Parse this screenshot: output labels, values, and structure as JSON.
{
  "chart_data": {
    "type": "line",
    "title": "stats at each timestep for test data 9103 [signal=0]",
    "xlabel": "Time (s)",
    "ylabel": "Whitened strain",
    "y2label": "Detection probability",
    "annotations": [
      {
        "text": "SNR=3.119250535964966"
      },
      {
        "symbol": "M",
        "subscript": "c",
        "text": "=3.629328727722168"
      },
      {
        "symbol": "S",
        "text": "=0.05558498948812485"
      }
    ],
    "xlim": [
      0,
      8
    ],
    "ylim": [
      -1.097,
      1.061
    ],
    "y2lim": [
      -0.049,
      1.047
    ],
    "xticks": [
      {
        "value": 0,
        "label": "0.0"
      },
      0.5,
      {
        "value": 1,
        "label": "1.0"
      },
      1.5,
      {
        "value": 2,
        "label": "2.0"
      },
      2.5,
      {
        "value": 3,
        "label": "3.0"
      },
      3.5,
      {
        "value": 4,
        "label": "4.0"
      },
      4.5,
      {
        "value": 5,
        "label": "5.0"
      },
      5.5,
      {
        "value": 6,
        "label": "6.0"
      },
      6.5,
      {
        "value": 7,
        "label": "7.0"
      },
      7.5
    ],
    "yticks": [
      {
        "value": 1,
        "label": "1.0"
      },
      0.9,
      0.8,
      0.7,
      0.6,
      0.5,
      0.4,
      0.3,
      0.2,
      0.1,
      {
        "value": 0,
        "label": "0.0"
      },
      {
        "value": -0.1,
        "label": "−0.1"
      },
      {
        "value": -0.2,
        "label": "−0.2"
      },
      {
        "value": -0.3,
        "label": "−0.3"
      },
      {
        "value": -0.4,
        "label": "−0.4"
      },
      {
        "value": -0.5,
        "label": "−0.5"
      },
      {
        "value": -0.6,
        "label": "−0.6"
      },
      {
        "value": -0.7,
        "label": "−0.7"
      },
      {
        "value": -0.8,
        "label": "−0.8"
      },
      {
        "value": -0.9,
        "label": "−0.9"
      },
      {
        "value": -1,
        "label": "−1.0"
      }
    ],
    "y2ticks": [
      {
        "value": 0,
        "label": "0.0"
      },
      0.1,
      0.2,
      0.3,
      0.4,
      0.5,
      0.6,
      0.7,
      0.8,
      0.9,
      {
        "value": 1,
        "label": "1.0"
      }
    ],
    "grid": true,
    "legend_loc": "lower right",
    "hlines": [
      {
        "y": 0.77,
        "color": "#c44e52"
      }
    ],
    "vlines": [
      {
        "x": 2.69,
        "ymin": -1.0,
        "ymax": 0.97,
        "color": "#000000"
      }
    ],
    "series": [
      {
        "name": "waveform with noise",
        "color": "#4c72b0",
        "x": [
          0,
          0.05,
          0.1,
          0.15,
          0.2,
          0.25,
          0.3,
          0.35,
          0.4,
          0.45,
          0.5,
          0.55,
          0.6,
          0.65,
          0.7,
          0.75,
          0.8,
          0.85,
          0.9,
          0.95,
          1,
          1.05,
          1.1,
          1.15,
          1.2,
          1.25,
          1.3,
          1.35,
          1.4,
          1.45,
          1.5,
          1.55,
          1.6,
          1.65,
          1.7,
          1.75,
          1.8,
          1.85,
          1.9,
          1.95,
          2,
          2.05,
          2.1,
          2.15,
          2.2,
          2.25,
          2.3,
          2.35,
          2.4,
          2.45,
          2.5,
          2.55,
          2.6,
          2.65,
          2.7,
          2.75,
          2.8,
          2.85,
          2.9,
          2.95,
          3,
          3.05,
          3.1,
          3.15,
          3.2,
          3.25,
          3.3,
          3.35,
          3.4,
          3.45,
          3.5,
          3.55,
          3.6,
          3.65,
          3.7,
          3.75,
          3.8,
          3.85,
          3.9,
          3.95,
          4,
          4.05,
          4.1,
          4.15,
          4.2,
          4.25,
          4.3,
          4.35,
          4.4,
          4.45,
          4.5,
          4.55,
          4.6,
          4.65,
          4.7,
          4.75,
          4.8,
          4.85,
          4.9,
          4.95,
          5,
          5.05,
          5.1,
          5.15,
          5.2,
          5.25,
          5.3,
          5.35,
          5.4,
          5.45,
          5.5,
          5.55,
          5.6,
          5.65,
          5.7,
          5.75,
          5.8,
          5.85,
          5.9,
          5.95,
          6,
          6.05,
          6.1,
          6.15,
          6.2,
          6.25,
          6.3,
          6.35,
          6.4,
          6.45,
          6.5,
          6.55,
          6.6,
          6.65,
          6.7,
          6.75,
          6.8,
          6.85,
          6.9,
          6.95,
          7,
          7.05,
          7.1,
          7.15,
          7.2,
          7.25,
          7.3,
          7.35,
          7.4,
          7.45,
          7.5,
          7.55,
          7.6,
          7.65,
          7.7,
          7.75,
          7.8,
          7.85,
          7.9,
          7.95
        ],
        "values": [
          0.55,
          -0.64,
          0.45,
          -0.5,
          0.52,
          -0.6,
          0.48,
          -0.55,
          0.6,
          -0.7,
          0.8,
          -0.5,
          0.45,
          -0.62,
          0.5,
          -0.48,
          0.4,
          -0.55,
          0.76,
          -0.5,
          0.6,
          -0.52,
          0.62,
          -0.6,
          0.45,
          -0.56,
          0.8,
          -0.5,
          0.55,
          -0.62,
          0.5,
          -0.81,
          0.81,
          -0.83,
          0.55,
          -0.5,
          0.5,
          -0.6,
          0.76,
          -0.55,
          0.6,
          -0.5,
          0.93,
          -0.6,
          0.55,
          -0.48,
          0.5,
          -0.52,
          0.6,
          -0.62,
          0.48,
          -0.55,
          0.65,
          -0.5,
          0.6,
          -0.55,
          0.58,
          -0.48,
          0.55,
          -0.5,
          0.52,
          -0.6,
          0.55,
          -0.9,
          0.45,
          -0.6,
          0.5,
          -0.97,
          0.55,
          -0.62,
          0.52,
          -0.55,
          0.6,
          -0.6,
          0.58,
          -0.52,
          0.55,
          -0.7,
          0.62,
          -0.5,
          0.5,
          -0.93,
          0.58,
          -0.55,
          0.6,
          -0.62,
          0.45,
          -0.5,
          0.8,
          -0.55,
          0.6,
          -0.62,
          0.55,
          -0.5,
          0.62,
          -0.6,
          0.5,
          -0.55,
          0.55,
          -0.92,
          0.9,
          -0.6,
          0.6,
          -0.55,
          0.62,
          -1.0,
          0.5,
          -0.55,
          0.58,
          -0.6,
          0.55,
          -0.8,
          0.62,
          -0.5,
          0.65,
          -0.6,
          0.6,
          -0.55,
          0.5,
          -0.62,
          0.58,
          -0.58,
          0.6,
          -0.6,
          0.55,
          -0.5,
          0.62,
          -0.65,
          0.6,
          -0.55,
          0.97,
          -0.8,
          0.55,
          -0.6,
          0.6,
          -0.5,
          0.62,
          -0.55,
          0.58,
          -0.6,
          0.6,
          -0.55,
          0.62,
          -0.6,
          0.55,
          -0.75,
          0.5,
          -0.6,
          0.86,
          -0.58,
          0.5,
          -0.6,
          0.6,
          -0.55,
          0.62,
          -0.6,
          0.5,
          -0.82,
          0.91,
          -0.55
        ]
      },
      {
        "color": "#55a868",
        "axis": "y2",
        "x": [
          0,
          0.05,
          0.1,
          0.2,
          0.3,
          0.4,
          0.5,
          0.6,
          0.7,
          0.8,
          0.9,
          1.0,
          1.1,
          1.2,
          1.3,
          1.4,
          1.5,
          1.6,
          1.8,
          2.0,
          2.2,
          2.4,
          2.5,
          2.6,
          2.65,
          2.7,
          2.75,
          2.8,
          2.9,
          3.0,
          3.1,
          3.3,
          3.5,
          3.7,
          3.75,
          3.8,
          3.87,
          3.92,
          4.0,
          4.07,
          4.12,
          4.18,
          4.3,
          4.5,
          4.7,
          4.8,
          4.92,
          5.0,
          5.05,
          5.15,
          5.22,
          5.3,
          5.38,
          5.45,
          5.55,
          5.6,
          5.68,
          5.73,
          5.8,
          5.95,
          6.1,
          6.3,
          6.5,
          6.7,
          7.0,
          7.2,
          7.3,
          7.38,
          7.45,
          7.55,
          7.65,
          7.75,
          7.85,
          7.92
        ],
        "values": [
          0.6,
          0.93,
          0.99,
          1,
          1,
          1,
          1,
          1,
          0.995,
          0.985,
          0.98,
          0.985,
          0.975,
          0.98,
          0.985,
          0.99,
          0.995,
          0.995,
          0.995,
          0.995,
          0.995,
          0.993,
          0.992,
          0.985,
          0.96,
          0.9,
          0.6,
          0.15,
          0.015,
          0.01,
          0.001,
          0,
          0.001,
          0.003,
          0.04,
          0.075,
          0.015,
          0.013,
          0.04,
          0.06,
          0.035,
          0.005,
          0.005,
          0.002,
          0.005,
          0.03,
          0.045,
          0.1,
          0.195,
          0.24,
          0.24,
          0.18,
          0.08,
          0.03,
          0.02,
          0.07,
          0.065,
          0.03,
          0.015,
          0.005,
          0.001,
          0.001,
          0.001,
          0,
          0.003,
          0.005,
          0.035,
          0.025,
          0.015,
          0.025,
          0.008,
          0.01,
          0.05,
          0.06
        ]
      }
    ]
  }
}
--
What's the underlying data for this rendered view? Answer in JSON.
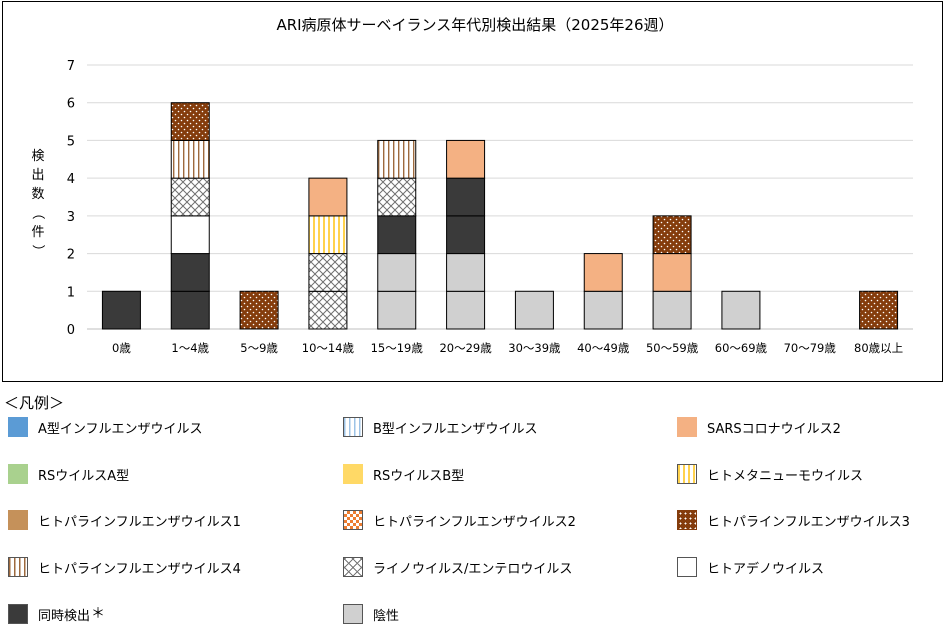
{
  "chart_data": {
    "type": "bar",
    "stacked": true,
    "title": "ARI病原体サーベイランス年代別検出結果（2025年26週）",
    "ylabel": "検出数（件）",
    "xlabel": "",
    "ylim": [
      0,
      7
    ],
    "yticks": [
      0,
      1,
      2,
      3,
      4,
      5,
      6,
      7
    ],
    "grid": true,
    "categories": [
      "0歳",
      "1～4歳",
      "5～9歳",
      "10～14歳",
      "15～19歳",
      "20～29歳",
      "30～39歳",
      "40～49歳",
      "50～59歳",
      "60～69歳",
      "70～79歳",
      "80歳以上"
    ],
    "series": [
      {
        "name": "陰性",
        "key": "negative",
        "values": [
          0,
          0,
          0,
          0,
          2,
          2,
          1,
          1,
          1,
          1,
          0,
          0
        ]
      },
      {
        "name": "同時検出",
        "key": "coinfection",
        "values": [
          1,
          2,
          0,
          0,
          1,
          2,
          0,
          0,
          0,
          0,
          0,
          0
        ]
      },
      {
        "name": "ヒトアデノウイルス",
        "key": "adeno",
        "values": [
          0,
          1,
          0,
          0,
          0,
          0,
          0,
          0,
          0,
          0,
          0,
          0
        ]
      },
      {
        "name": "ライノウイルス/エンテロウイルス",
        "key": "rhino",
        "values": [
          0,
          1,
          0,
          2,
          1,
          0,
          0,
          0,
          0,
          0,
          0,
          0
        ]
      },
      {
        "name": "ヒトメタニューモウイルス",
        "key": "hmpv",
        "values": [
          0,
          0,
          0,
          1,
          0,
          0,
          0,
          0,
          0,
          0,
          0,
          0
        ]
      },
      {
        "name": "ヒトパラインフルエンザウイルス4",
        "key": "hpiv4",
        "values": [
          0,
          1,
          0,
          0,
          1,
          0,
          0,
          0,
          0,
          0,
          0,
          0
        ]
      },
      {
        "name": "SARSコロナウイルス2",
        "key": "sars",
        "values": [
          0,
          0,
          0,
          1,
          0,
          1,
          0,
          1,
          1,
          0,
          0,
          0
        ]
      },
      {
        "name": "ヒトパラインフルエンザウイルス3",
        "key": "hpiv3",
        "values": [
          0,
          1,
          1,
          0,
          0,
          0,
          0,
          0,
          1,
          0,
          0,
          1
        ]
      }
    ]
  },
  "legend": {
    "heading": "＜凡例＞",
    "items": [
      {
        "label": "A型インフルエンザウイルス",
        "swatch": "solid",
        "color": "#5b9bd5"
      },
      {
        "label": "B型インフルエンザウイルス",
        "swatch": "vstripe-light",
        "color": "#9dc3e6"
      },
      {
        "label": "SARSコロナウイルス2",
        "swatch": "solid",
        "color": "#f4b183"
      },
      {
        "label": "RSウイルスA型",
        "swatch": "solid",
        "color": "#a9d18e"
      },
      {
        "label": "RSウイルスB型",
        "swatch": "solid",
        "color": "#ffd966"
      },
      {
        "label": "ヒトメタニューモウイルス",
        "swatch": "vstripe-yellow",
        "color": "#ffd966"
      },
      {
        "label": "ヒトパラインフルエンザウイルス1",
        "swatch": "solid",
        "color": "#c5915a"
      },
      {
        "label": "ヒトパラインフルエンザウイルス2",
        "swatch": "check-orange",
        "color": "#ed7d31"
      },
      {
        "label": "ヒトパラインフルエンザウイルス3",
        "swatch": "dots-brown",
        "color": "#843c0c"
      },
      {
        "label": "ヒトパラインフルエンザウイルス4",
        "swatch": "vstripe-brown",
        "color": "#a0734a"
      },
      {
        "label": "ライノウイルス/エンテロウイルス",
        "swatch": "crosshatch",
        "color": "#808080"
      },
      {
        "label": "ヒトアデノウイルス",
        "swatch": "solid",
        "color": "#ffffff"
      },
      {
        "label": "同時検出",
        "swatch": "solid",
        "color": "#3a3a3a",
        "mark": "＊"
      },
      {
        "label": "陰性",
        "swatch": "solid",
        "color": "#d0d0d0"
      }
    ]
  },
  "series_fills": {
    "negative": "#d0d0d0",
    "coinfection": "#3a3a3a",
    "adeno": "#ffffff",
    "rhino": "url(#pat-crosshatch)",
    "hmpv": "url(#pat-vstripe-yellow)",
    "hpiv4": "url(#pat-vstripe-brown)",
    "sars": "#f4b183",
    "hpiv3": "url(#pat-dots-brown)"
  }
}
* * *
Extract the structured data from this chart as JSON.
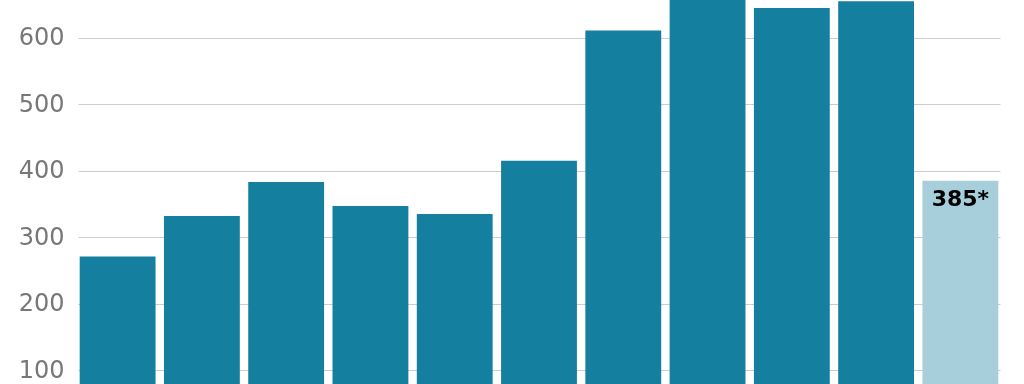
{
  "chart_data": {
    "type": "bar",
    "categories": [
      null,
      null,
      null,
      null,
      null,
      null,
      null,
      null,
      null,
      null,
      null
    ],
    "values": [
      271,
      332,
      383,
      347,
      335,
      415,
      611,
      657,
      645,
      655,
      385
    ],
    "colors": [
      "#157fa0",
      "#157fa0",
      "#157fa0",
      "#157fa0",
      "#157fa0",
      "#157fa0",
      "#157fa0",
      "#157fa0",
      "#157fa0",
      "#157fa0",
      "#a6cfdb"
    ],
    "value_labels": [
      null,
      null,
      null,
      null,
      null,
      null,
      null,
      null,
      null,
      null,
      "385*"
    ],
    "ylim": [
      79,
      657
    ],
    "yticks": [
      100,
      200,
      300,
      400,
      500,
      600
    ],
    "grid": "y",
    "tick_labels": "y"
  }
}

Goal of the exercise –
Give nothing but the count of lines in the listing above that hold the string "coinfection".

Finished answer –
2